[Dataset records]
__________
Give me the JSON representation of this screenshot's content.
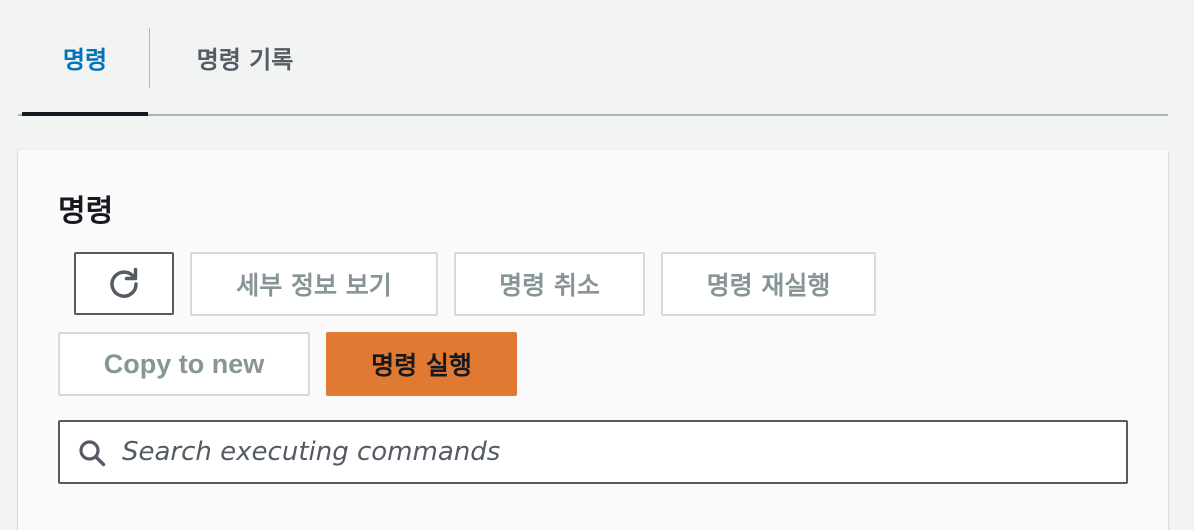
{
  "tabs": {
    "commands_label": "명령",
    "history_label": "명령 기록"
  },
  "panel": {
    "title": "명령"
  },
  "toolbar": {
    "refresh_icon": "refresh-icon",
    "details_label": "세부 정보 보기",
    "cancel_label": "명령 취소",
    "rerun_label": "명령 재실행",
    "copy_label": "Copy to new",
    "run_label": "명령 실행"
  },
  "search": {
    "icon": "search-icon",
    "placeholder": "Search executing commands",
    "value": ""
  },
  "colors": {
    "active_tab": "#0073bb",
    "primary_button": "#e07a32",
    "disabled_text": "#879596",
    "background": "#f2f3f3"
  }
}
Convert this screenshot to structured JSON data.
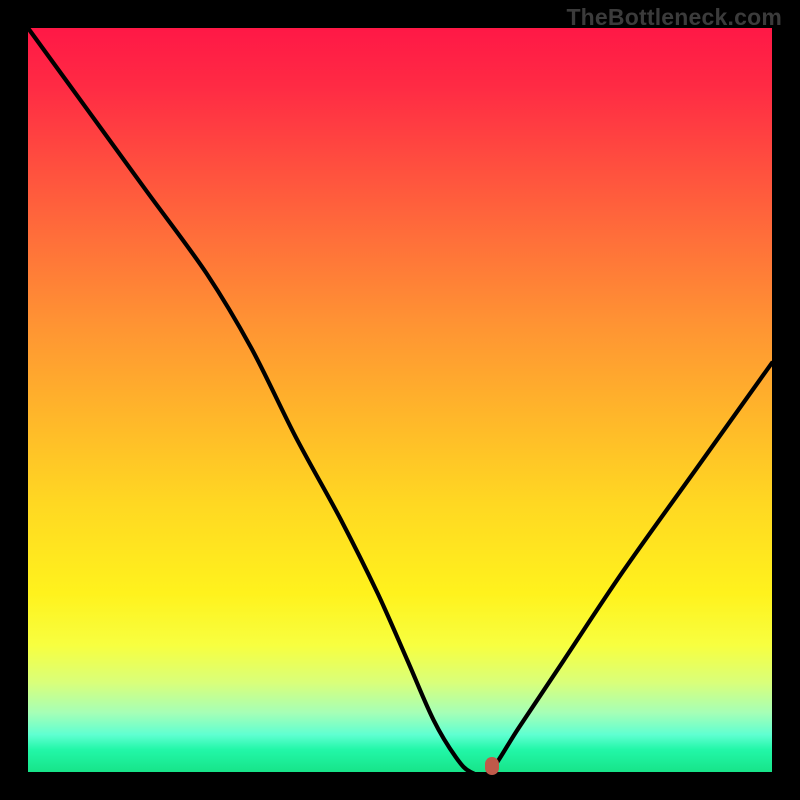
{
  "watermark": "TheBottleneck.com",
  "chart_data": {
    "type": "line",
    "title": "",
    "xlabel": "",
    "ylabel": "",
    "xlim": [
      0,
      100
    ],
    "ylim": [
      0,
      100
    ],
    "series": [
      {
        "name": "curve",
        "x": [
          0,
          8,
          16,
          24,
          30,
          36,
          42,
          47,
          51,
          54.5,
          57.5,
          59.5,
          62,
          66,
          72,
          80,
          90,
          100
        ],
        "y": [
          100,
          89,
          78,
          67,
          57,
          45,
          34,
          24,
          15,
          7,
          2,
          0,
          0,
          6,
          15,
          27,
          41,
          55
        ]
      }
    ],
    "marker": {
      "x": 62.3,
      "y": 0.8,
      "color": "#c05a4a"
    },
    "gradient_stops": [
      {
        "pos": 0,
        "color": "#ff1846"
      },
      {
        "pos": 8,
        "color": "#ff2b44"
      },
      {
        "pos": 18,
        "color": "#ff4d3f"
      },
      {
        "pos": 28,
        "color": "#ff6e3a"
      },
      {
        "pos": 40,
        "color": "#ff9433"
      },
      {
        "pos": 52,
        "color": "#ffb62a"
      },
      {
        "pos": 64,
        "color": "#ffd822"
      },
      {
        "pos": 76,
        "color": "#fff21d"
      },
      {
        "pos": 83,
        "color": "#f7ff40"
      },
      {
        "pos": 88,
        "color": "#d9ff7a"
      },
      {
        "pos": 92,
        "color": "#a6ffb6"
      },
      {
        "pos": 95,
        "color": "#5fffd1"
      },
      {
        "pos": 97,
        "color": "#22f7a8"
      },
      {
        "pos": 100,
        "color": "#17e489"
      }
    ]
  }
}
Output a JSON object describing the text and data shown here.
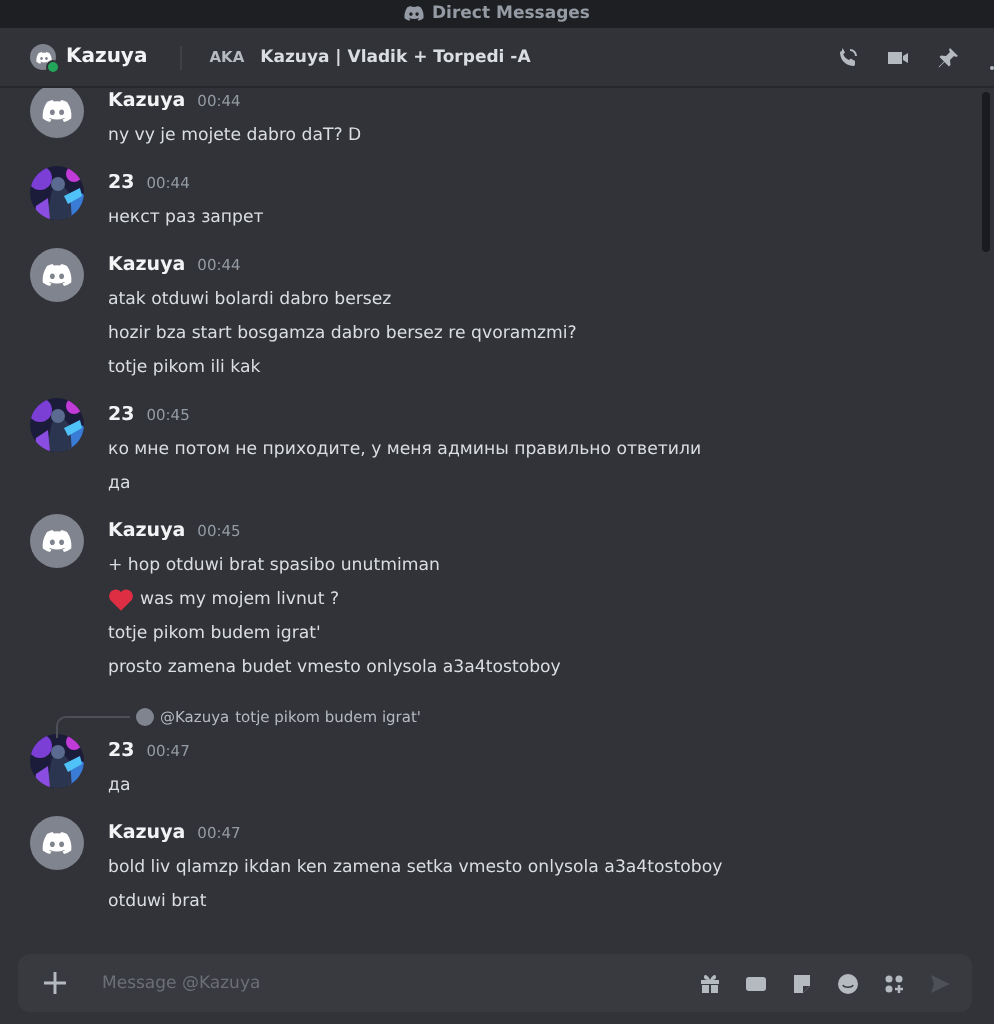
{
  "titlebar": {
    "title": "Direct Messages"
  },
  "header": {
    "name": "Kazuya",
    "online": true,
    "aka_label": "AKA",
    "aka": "Kazuya | Vladik + Torpedi -A"
  },
  "messages": [
    {
      "author": "Kazuya",
      "kind": "logo",
      "time": "00:44",
      "lines": [
        {
          "kind": "plain",
          "text": "ny vy je mojete dabro daT? D"
        }
      ]
    },
    {
      "author": "23",
      "time": "00:44",
      "lines": [
        {
          "kind": "plain",
          "text": "некст раз запрет"
        }
      ]
    },
    {
      "author": "Kazuya",
      "kind": "logo",
      "time": "00:44",
      "lines": [
        {
          "kind": "plain",
          "text": "atak otduwi bolardi dabro bersez"
        },
        {
          "kind": "plain",
          "text": "hozir bza start bosgamza dabro bersez re qvoramzmi?"
        },
        {
          "kind": "plain",
          "text": "totje pikom ili kak"
        }
      ]
    },
    {
      "author": "23",
      "time": "00:45",
      "lines": [
        {
          "kind": "plain",
          "text": "ко мне потом не приходите, у меня админы правильно ответили"
        },
        {
          "kind": "plain",
          "text": "да"
        }
      ]
    },
    {
      "author": "Kazuya",
      "kind": "logo",
      "time": "00:45",
      "lines": [
        {
          "kind": "plain",
          "text": "+ hop otduwi brat spasibo unutmiman"
        },
        {
          "kind": "heart",
          "text": "was my mojem livnut ?"
        },
        {
          "kind": "plain",
          "text": "totje pikom budem igrat'"
        },
        {
          "kind": "plain",
          "text": "prosto zamena budet vmesto onlysola a3a4tostoboy"
        }
      ]
    },
    {
      "author": "23",
      "time": "00:47",
      "reply": {
        "author": "@Kazuya",
        "text": "totje pikom budem igrat'"
      },
      "lines": [
        {
          "kind": "plain",
          "text": "да"
        }
      ]
    },
    {
      "author": "Kazuya",
      "kind": "logo",
      "time": "00:47",
      "lines": [
        {
          "kind": "plain",
          "text": "bold liv qlamzp ikdan ken zamena setka vmesto onlysola a3a4tostoboy"
        },
        {
          "kind": "plain",
          "text": "otduwi brat"
        }
      ]
    }
  ],
  "composer": {
    "placeholder": "Message @Kazuya"
  }
}
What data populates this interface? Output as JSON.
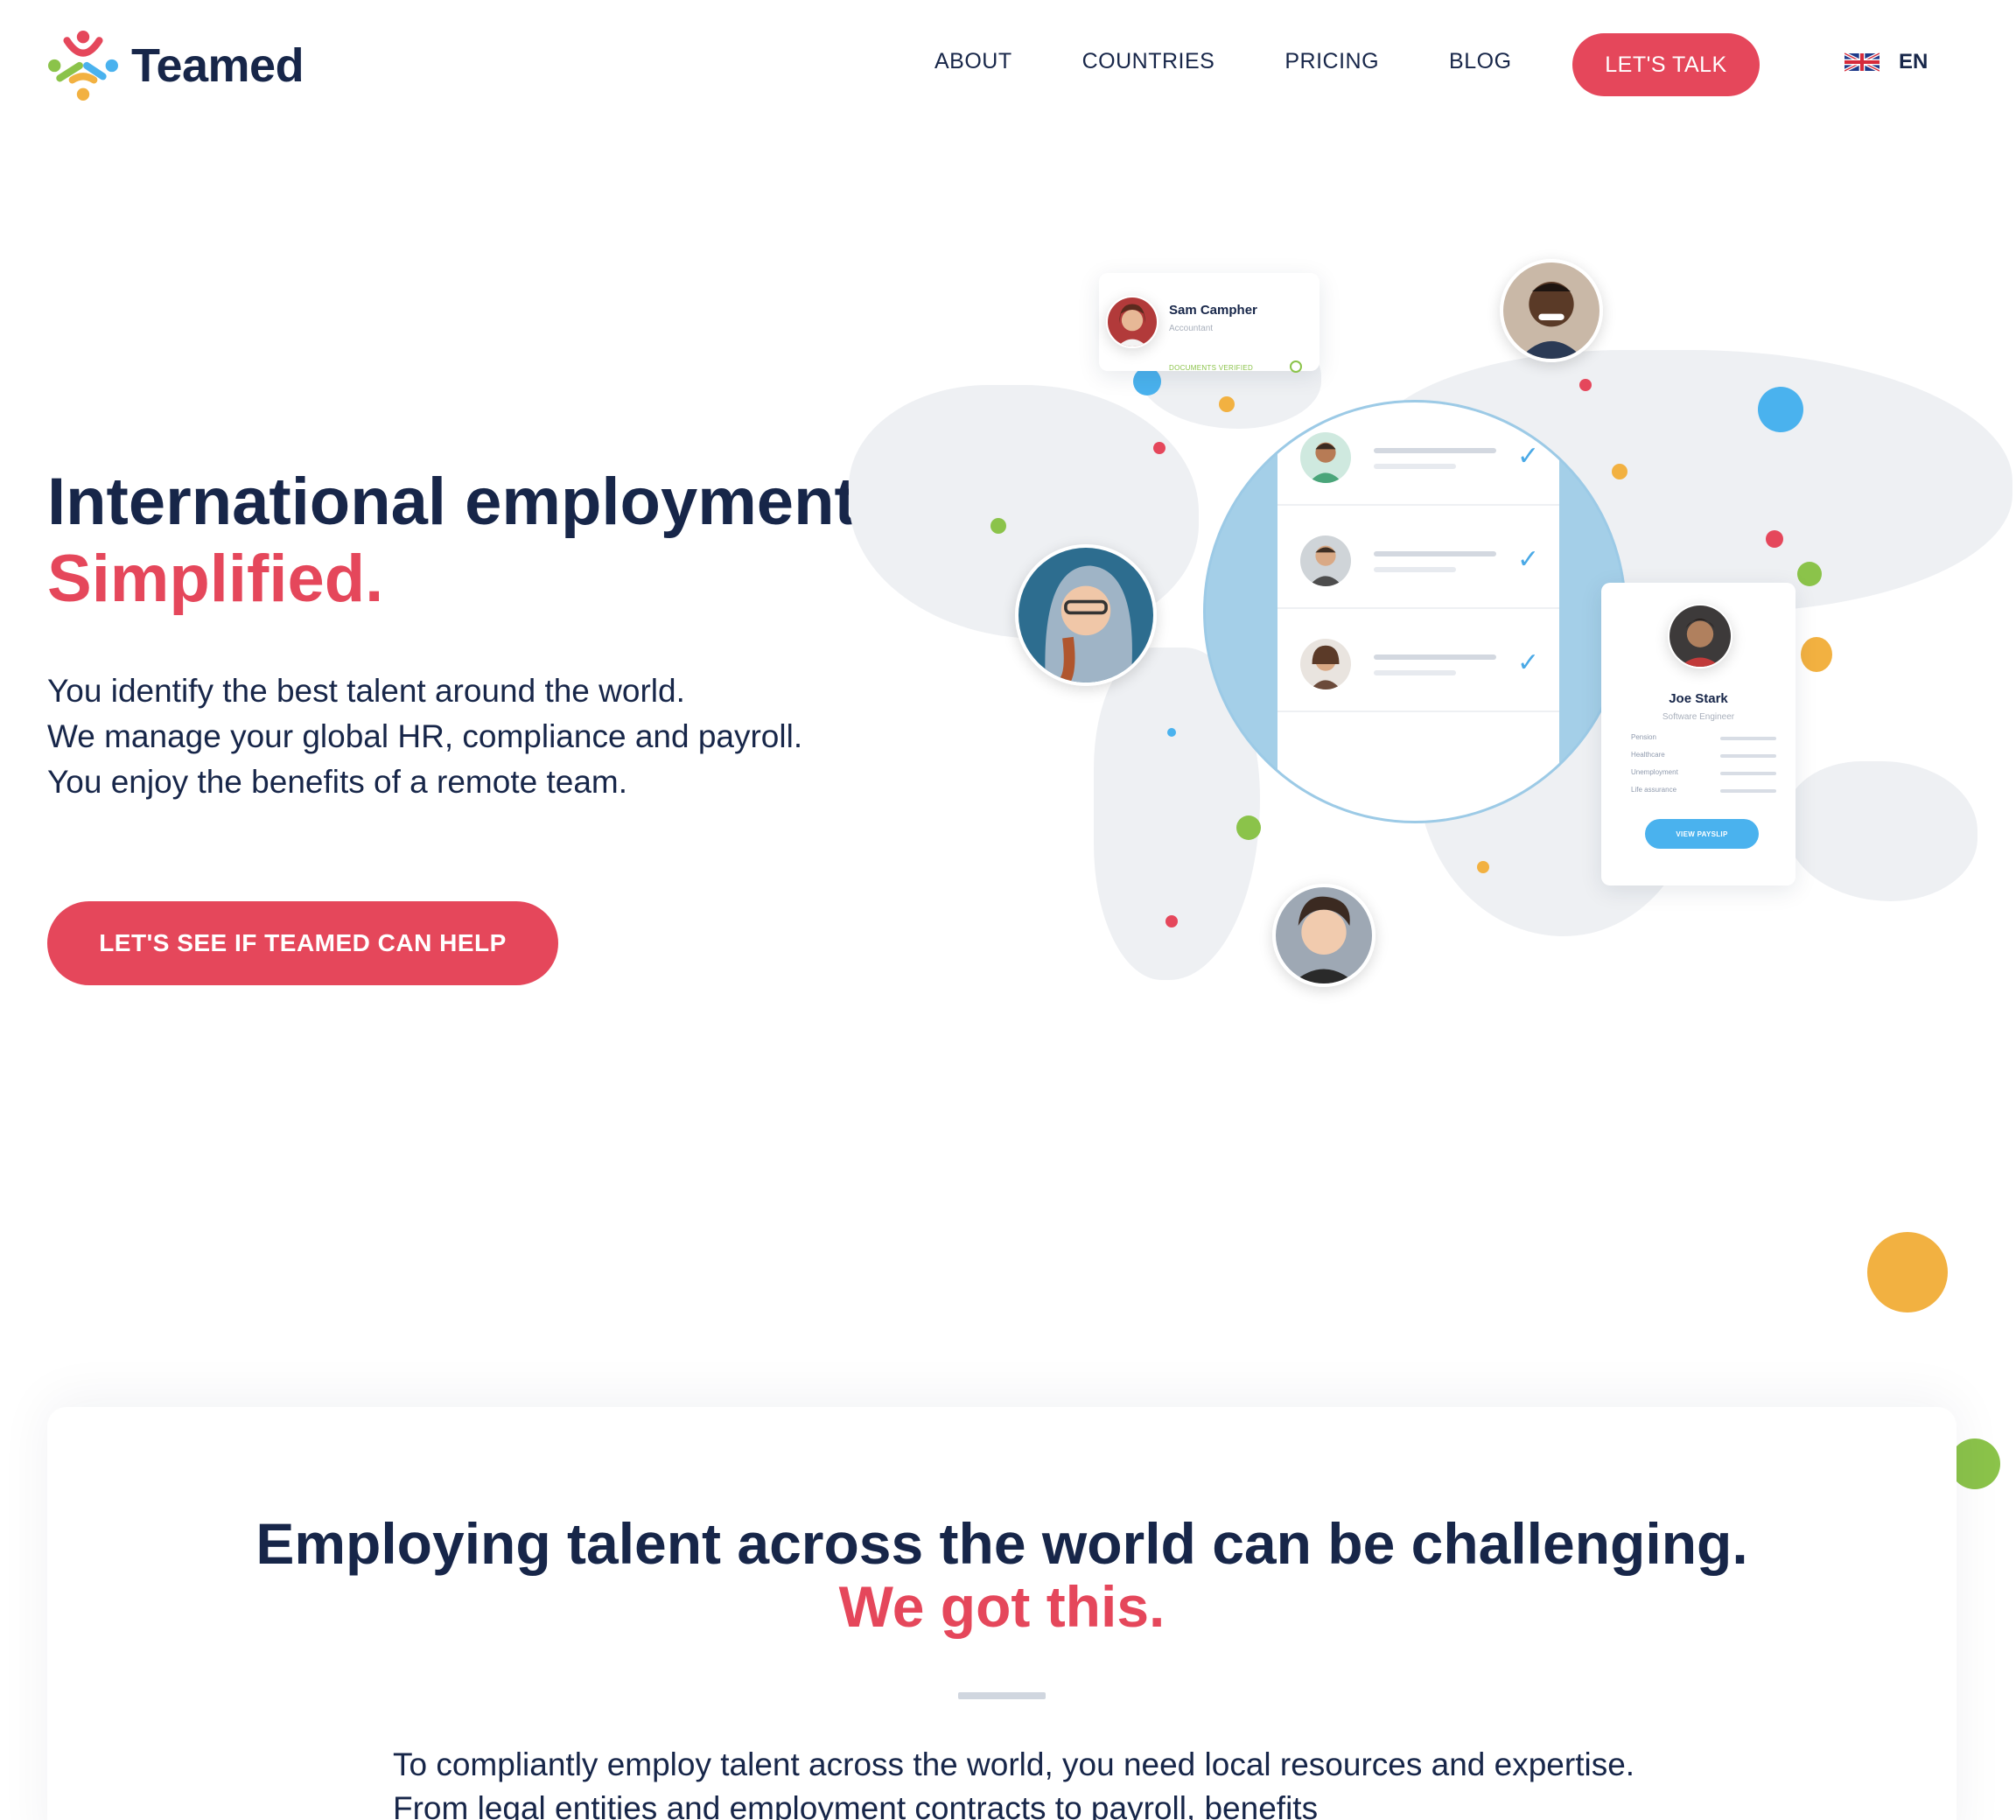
{
  "brand": {
    "name": "Teamed"
  },
  "nav": {
    "items": [
      "ABOUT",
      "COUNTRIES",
      "PRICING",
      "BLOG"
    ],
    "cta_label": "LET'S TALK"
  },
  "language": {
    "code": "EN",
    "flag_icon": "uk-flag-icon"
  },
  "hero": {
    "title_line1": "International employment",
    "title_line2": "Simplified.",
    "subtitle": [
      "You identify the best talent around the world.",
      "We manage your global HR, compliance and payroll.",
      "You enjoy the benefits of a remote team."
    ],
    "cta_label": "LET'S SEE IF TEAMED CAN HELP"
  },
  "illustration": {
    "sam_card": {
      "name": "Sam Campher",
      "role": "Accountant",
      "status": "DOCUMENTS VERIFIED"
    },
    "joe_card": {
      "name": "Joe Stark",
      "role": "Software Engineer",
      "rows": [
        "Pension",
        "Healthcare",
        "Unemployment",
        "Life assurance"
      ],
      "button_label": "VIEW PAYSLIP"
    },
    "check_glyph": "✓"
  },
  "section2": {
    "title_line1": "Employing talent across the world can be challenging.",
    "title_line2": "We got this.",
    "body": "To compliantly employ talent across the world, you need local resources and expertise. From legal entities and employment contracts to payroll, benefits"
  },
  "colors": {
    "navy": "#172649",
    "accent": "#e5475b",
    "blue": "#4ab2ee",
    "green": "#8bc34a",
    "orange": "#f2b141"
  }
}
__________
◆ WHAT YOU WILL DO ◆
Your answer should be a single number: the count of lines that contain "name".

◆ EXERCISE SOLUTION ◆
5